CHALLENGE:
Return the whole listing exactly as it stands.

[Items listed in a dataset]
* Begin *

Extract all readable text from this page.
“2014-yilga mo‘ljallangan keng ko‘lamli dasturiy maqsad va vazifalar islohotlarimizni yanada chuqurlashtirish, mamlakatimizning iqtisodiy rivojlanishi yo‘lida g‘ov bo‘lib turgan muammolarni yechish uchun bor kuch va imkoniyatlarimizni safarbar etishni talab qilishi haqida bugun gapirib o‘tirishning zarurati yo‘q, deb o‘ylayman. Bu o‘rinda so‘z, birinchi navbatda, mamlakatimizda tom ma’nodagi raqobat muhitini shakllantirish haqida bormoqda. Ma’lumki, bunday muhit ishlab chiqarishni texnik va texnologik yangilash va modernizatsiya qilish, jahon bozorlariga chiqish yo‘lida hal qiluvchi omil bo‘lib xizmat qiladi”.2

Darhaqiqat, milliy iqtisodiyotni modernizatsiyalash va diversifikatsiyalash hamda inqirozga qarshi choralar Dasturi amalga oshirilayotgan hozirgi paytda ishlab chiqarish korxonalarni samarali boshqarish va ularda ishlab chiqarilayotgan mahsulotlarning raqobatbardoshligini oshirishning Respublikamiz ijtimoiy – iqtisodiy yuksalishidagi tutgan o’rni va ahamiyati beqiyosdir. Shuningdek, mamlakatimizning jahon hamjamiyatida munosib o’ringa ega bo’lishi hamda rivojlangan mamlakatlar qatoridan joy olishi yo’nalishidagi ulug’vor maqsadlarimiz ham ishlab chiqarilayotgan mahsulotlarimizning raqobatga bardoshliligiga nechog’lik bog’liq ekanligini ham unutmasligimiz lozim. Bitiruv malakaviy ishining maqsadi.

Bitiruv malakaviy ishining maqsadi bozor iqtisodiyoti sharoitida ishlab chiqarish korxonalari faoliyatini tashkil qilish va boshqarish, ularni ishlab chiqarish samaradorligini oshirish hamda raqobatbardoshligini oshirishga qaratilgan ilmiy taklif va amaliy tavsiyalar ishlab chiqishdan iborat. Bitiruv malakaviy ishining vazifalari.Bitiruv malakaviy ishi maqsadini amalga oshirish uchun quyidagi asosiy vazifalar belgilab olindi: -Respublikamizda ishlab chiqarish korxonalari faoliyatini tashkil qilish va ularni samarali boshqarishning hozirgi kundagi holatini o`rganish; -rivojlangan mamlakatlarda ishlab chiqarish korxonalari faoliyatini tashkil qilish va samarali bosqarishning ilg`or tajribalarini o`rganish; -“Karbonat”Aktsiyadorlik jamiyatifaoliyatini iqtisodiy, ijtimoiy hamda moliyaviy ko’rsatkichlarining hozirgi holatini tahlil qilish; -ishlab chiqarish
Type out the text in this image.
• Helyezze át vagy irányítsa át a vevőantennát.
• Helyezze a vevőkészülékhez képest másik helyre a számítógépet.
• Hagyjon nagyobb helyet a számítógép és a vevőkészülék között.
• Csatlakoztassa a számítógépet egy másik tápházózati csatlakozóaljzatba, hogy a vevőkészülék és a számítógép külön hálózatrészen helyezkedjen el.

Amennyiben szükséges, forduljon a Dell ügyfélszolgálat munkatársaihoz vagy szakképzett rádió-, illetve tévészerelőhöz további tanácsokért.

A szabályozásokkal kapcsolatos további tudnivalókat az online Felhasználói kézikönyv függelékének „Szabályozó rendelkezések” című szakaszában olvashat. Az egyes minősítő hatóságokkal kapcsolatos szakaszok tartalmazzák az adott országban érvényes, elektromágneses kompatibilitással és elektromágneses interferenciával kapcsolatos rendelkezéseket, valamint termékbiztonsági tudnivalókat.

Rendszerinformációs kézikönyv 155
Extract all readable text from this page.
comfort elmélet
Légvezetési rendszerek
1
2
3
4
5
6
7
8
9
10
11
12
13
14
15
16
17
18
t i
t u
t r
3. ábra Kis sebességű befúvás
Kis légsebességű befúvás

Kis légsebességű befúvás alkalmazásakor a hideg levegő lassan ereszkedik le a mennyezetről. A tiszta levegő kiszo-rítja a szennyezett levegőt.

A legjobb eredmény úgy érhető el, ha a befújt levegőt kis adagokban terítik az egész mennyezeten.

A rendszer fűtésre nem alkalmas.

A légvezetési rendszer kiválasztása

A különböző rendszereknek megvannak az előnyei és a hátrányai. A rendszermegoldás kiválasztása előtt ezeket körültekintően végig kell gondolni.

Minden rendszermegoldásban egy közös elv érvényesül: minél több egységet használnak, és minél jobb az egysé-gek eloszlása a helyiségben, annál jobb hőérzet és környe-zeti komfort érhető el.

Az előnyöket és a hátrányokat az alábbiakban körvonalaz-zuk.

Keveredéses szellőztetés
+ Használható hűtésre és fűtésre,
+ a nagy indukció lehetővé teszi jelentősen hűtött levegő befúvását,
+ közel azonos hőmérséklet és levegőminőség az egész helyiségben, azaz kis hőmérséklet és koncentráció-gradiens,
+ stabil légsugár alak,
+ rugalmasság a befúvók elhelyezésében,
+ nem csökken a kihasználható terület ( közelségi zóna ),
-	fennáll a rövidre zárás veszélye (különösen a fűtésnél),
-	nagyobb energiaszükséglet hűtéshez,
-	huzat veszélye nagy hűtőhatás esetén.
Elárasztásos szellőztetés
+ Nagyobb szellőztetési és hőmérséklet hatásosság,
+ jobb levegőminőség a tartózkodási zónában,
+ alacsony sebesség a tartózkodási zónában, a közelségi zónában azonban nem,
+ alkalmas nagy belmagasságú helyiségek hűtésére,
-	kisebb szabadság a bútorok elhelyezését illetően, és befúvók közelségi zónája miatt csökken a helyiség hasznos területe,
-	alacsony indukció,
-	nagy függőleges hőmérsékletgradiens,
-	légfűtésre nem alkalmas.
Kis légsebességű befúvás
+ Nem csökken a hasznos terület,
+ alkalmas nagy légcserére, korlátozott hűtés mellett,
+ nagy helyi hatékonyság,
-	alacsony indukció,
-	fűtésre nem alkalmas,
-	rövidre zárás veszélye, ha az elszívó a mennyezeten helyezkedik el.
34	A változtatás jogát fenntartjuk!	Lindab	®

* End *

FINAL ANSWER:
Extract all readable text from this page.
“2014-yilga mo‘ljallangan keng ko‘lamli dasturiy maqsad va vazifalar islohotlarimizni yanada chuqurlashtirish, mamlakatimizning iqtisodiy rivojlanishi yo‘lida g‘ov bo‘lib turgan muammolarni yechish uchun bor kuch va imkoniyatlarimizni safarbar etishni talab qilishi haqida bugun gapirib o‘tirishning zarurati yo‘q, deb o‘ylayman. Bu o‘rinda so‘z, birinchi navbatda, mamlakatimizda tom ma’nodagi raqobat muhitini shakllantirish haqida bormoqda. Ma’lumki, bunday muhit ishlab chiqarishni texnik va texnologik yangilash va modernizatsiya qilish, jahon bozorlariga chiqish yo‘lida hal qiluvchi omil bo‘lib xizmat qiladi”.2

Darhaqiqat, milliy iqtisodiyotni modernizatsiyalash va diversifikatsiyalash hamda inqirozga qarshi choralar Dasturi amalga oshirilayotgan hozirgi paytda ishlab chiqarish korxonalarni samarali boshqarish va ularda ishlab chiqarilayotgan mahsulotlarning raqobatbardoshligini oshirishning Respublikamiz ijtimoiy – iqtisodiy yuksalishidagi tutgan o’rni va ahamiyati beqiyosdir. Shuningdek, mamlakatimizning jahon hamjamiyatida munosib o’ringa ega bo’lishi hamda rivojlangan mamlakatlar qatoridan joy olishi yo’nalishidagi ulug’vor maqsadlarimiz ham ishlab chiqarilayotgan mahsulotlarimizning raqobatga bardoshliligiga nechog’lik bog’liq ekanligini ham unutmasligimiz lozim. Bitiruv malakaviy ishining maqsadi.

Bitiruv malakaviy ishining maqsadi bozor iqtisodiyoti sharoitida ishlab chiqarish korxonalari faoliyatini tashkil qilish va boshqarish, ularni ishlab chiqarish samaradorligini oshirish hamda raqobatbardoshligini oshirishga qaratilgan ilmiy taklif va amaliy tavsiyalar ishlab chiqishdan iborat. Bitiruv malakaviy ishining vazifalari.Bitiruv malakaviy ishi maqsadini amalga oshirish uchun quyidagi asosiy vazifalar belgilab olindi: -Respublikamizda ishlab chiqarish korxonalari faoliyatini tashkil qilish va ularni samarali boshqarishning hozirgi kundagi holatini o`rganish; -rivojlangan mamlakatlarda ishlab chiqarish korxonalari faoliyatini tashkil qilish va samarali bosqarishning ilg`or tajribalarini o`rganish; -“Karbonat”Aktsiyadorlik jamiyatifaoliyatini iqtisodiy, ijtimoiy hamda moliyaviy ko’rsatkichlarining hozirgi holatini tahlil qilish; -ishlab chiqarish
Type out the text in this image.
• Helyezze át vagy irányítsa át a vevőantennát.
• Helyezze a vevőkészülékhez képest másik helyre a számítógépet.
• Hagyjon nagyobb helyet a számítógép és a vevőkészülék között.
• Csatlakoztassa a számítógépet egy másik tápházózati csatlakozóaljzatba, hogy a vevőkészülék és a számítógép külön hálózatrészen helyezkedjen el.

Amennyiben szükséges, forduljon a Dell ügyfélszolgálat munkatársaihoz vagy szakképzett rádió-, illetve tévészerelőhöz további tanácsokért.

A szabályozásokkal kapcsolatos további tudnivalókat az online Felhasználói kézikönyv függelékének „Szabályozó rendelkezések” című szakaszában olvashat. Az egyes minősítő hatóságokkal kapcsolatos szakaszok tartalmazzák az adott országban érvényes, elektromágneses kompatibilitással és elektromágneses interferenciával kapcsolatos rendelkezéseket, valamint termékbiztonsági tudnivalókat.

Rendszerinformációs kézikönyv 155
Extract all readable text from this page.
comfort elmélet
Légvezetési rendszerek
1
2
3
4
5
6
7
8
9
10
11
12
13
14
15
16
17
18
t i
t u
t r
3. ábra Kis sebességű befúvás
Kis légsebességű befúvás

Kis légsebességű befúvás alkalmazásakor a hideg levegő lassan ereszkedik le a mennyezetről. A tiszta levegő kiszo-rítja a szennyezett levegőt.

A legjobb eredmény úgy érhető el, ha a befújt levegőt kis adagokban terítik az egész mennyezeten.

A rendszer fűtésre nem alkalmas.

A légvezetési rendszer kiválasztása

A különböző rendszereknek megvannak az előnyei és a hátrányai. A rendszermegoldás kiválasztása előtt ezeket körültekintően végig kell gondolni.

Minden rendszermegoldásban egy közös elv érvényesül: minél több egységet használnak, és minél jobb az egysé-gek eloszlása a helyiségben, annál jobb hőérzet és környe-zeti komfort érhető el.

Az előnyöket és a hátrányokat az alábbiakban körvonalaz-zuk.

Keveredéses szellőztetés
+ Használható hűtésre és fűtésre,
+ a nagy indukció lehetővé teszi jelentősen hűtött levegő befúvását,
+ közel azonos hőmérséklet és levegőminőség az egész helyiségben, azaz kis hőmérséklet és koncentráció-gradiens,
+ stabil légsugár alak,
+ rugalmasság a befúvók elhelyezésében,
+ nem csökken a kihasználható terület ( közelségi zóna ),
-	fennáll a rövidre zárás veszélye (különösen a fűtésnél),
-	nagyobb energiaszükséglet hűtéshez,
-	huzat veszélye nagy hűtőhatás esetén.
Elárasztásos szellőztetés
+ Nagyobb szellőztetési és hőmérséklet hatásosság,
+ jobb levegőminőség a tartózkodási zónában,
+ alacsony sebesség a tartózkodási zónában, a közelségi zónában azonban nem,
+ alkalmas nagy belmagasságú helyiségek hűtésére,
-	kisebb szabadság a bútorok elhelyezését illetően, és befúvók közelségi zónája miatt csökken a helyiség hasznos területe,
-	alacsony indukció,
-	nagy függőleges hőmérsékletgradiens,
-	légfűtésre nem alkalmas.
Kis légsebességű befúvás
+ Nem csökken a hasznos terület,
+ alkalmas nagy légcserére, korlátozott hűtés mellett,
+ nagy helyi hatékonyság,
-	alacsony indukció,
-	fűtésre nem alkalmas,
-	rövidre zárás veszélye, ha az elszívó a mennyezeten helyezkedik el.
34	A változtatás jogát fenntartjuk!	Lindab	®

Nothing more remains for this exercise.